DIRECTIONS: Format the data from the line containing "extension-icon[interactable] [1092,46,1110,64]" through the line containing "extension-icon[interactable] [1212,46,1230,64]", inclusive, as a JSON list of strings with one string per line and no blank lines.

● ● ● ●

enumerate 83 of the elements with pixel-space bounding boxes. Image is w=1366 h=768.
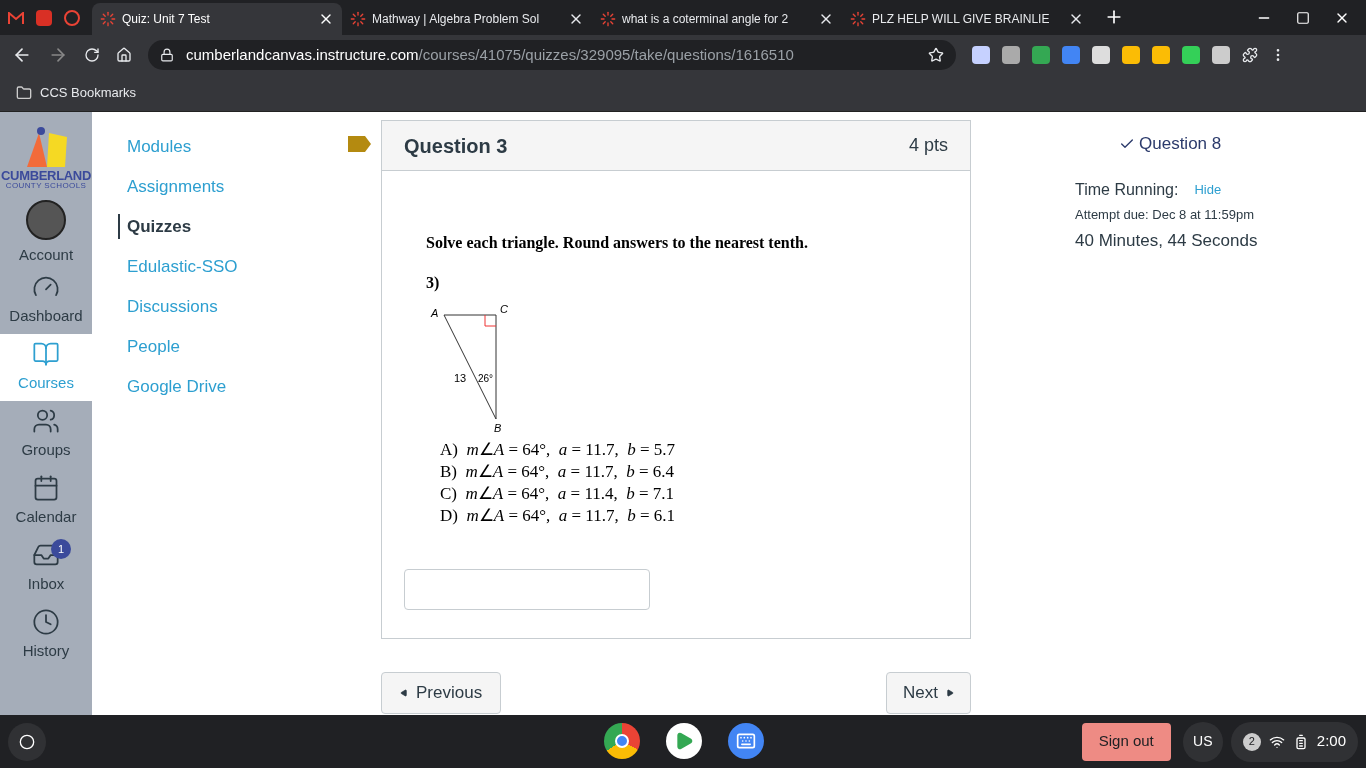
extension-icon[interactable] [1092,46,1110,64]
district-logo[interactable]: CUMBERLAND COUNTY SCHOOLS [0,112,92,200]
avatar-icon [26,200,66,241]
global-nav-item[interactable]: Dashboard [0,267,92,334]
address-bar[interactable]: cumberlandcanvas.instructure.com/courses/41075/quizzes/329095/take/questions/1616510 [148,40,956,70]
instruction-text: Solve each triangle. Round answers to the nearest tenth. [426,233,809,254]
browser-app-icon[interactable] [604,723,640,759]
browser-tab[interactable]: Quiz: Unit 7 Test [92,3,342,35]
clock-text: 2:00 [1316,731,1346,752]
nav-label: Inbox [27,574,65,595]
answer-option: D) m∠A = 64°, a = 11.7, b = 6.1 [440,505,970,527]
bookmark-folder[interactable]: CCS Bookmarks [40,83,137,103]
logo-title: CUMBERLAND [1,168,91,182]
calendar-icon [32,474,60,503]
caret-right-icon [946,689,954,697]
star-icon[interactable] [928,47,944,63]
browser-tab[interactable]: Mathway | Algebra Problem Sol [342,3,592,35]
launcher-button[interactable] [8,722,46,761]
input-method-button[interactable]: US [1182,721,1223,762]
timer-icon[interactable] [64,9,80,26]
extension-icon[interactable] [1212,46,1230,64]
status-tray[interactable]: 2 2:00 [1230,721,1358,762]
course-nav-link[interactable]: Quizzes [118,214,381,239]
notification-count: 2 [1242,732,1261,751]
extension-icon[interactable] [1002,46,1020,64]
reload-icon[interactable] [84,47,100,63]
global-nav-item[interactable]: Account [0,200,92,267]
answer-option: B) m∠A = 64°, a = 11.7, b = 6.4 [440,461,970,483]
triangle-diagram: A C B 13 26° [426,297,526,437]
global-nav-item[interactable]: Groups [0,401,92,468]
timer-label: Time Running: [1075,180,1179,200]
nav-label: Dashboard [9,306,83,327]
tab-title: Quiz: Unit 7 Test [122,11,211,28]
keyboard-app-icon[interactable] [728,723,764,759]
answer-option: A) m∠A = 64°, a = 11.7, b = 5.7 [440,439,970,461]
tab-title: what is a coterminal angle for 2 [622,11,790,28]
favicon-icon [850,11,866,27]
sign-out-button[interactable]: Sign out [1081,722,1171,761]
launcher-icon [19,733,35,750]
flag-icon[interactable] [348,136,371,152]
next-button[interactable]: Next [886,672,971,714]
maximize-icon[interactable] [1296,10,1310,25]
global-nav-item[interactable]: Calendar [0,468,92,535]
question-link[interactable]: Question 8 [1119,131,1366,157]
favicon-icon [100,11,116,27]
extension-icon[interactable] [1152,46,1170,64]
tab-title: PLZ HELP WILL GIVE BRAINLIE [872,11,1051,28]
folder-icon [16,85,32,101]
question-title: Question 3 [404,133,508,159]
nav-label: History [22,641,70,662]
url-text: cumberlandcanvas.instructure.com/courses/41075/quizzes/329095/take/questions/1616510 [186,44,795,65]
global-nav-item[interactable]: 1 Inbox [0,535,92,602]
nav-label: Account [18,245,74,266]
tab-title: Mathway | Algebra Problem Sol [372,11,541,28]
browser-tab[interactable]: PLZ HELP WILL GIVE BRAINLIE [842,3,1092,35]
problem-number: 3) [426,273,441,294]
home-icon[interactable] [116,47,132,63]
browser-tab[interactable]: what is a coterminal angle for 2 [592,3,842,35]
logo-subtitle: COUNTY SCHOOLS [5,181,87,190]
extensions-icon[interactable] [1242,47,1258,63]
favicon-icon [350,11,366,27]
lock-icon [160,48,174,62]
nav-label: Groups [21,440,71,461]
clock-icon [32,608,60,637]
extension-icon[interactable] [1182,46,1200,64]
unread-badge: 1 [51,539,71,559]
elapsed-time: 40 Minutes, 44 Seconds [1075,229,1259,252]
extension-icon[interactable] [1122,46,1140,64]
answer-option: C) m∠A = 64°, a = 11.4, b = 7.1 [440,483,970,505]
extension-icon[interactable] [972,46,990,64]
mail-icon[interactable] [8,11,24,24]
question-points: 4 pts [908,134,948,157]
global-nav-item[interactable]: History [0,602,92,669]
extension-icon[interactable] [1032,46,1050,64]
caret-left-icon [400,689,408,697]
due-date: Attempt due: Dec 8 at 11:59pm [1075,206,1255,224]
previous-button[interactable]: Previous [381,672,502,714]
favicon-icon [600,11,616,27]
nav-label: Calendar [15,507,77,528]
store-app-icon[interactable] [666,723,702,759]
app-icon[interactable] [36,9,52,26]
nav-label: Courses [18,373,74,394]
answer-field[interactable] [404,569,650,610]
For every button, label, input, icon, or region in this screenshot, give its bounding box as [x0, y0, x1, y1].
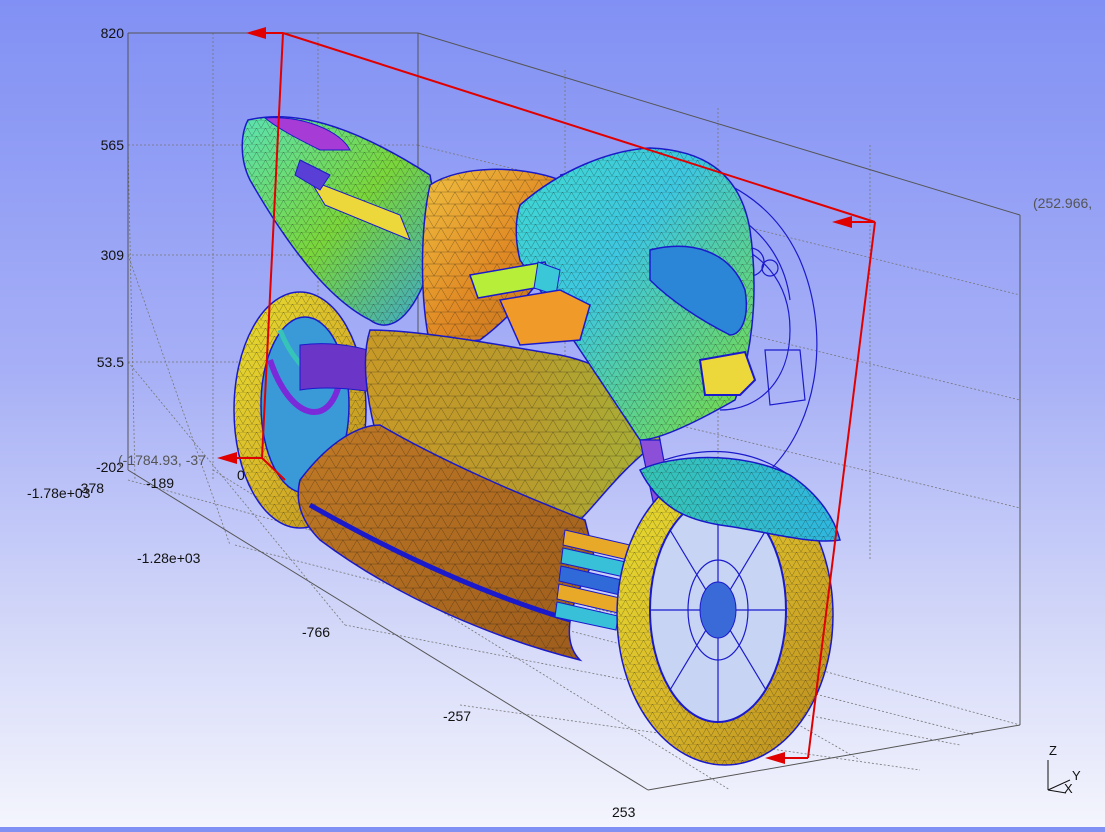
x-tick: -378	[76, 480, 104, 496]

● ● ● ●

OUTPUT:
[
  "extension-icon[interactable] [1092,46,1110,64]",
  "district-logo[interactable]: CUMBERLAND COUNTY SCHOOLS [0,112,92,200]",
  "avatar-icon [26,200,66,241]",
  "global-nav-item[interactable]: Dashboard [0,267,92,334]",
  "address-bar[interactable]: cumberlandcanvas.instructure.com/courses/41075/quizzes/329095/take/questions/1616510 [148,40,956,70]",
  "instruction-text: Solve each triangle. Round answers to the nearest tenth. [426,233,809,254]",
  "browser-app-icon[interactable] [604,723,640,759]",
  "browser-tab[interactable]: Quiz: Unit 7 Test [92,3,342,35]",
  "clock-text: 2:00 [1316,731,1346,752]",
  "nav-label: Inbox [27,574,65,595]",
  "answer-option: D) m∠A = 64°, a = 11.7, b = 6.1 [440,505,970,527]",
  "bookmark-folder[interactable]: CCS Bookmarks [40,83,137,103]",
  "logo-title: CUMBERLAND [1,168,91,182]",
  "calendar-icon [32,474,60,503]",
  "caret-right-icon [946,689,954,697]",
  "star-icon[interactable] [928,47,944,63]",
  "browser-tab[interactable]: Mathway | Algebra Problem Sol [342,3,592,35]",
  "launcher-button[interactable] [8,722,46,761]",
  "input-method-button[interactable]: US [1182,721,1223,762]",
  "timer-icon[interactable] [64,9,80,26]",
  "extension-icon[interactable] [1212,46,1230,64]"
]